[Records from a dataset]
⁂

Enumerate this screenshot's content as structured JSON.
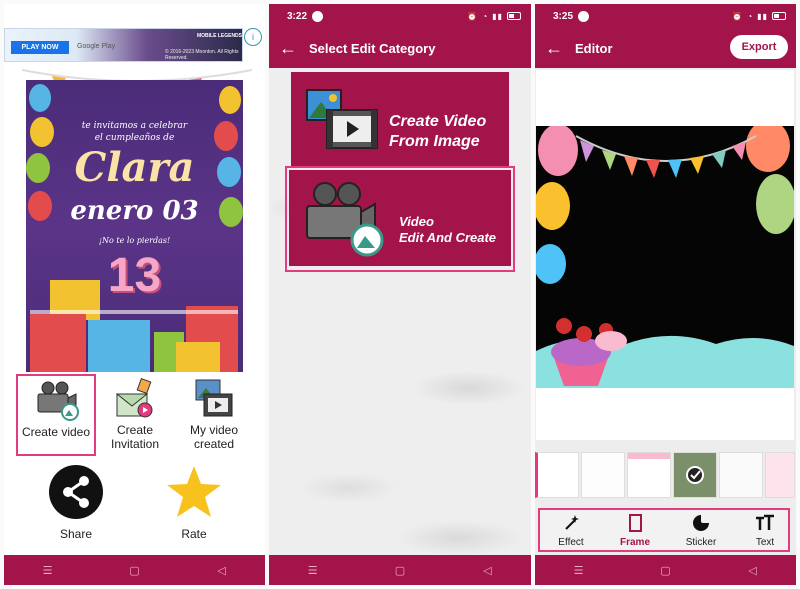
{
  "colors": {
    "primary": "#a3154a",
    "accent_outline": "#e23b80"
  },
  "screen1": {
    "ad": {
      "play_label": "PLAY NOW",
      "store_label": "Google Play",
      "brand_label": "MOBILE LEGENDS",
      "copyright": "© 2016-2023 Moonton. All Rights Reserved."
    },
    "card": {
      "invite_line1": "te invitamos a celebrar",
      "invite_line2": "el cumpleaños de",
      "name": "Clara",
      "date": "enero 03",
      "tagline": "¡No te lo pierdas!",
      "age": "13"
    },
    "menu": [
      {
        "label": "Create video",
        "icon": "camera-icon",
        "selected": true
      },
      {
        "label_line1": "Create",
        "label_line2": "Invitation",
        "icon": "invitation-icon"
      },
      {
        "label_line1": "My video",
        "label_line2": "created",
        "icon": "film-gallery-icon"
      }
    ],
    "share_label": "Share",
    "rate_label": "Rate"
  },
  "screen2": {
    "status_time": "3:22",
    "title": "Select Edit Category",
    "categories": [
      {
        "line1": "Create Video",
        "line2": "From Image",
        "icon": "image-to-video-icon"
      },
      {
        "line1": "Video",
        "line2": "Edit And Create",
        "icon": "camera-icon",
        "selected": true
      }
    ]
  },
  "screen3": {
    "status_time": "3:25",
    "title": "Editor",
    "export_label": "Export",
    "tools": [
      {
        "label": "Effect",
        "icon": "magic-wand-icon"
      },
      {
        "label": "Frame",
        "icon": "frame-icon",
        "active": true
      },
      {
        "label": "Sticker",
        "icon": "sticker-icon"
      },
      {
        "label": "Text",
        "icon": "text-icon"
      }
    ]
  }
}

⁂

WRITTEN REQUEST – Count every line in the data where the string "icon" occurs. Give nothing except the number.

RESPONSE TO THIS TASK – 9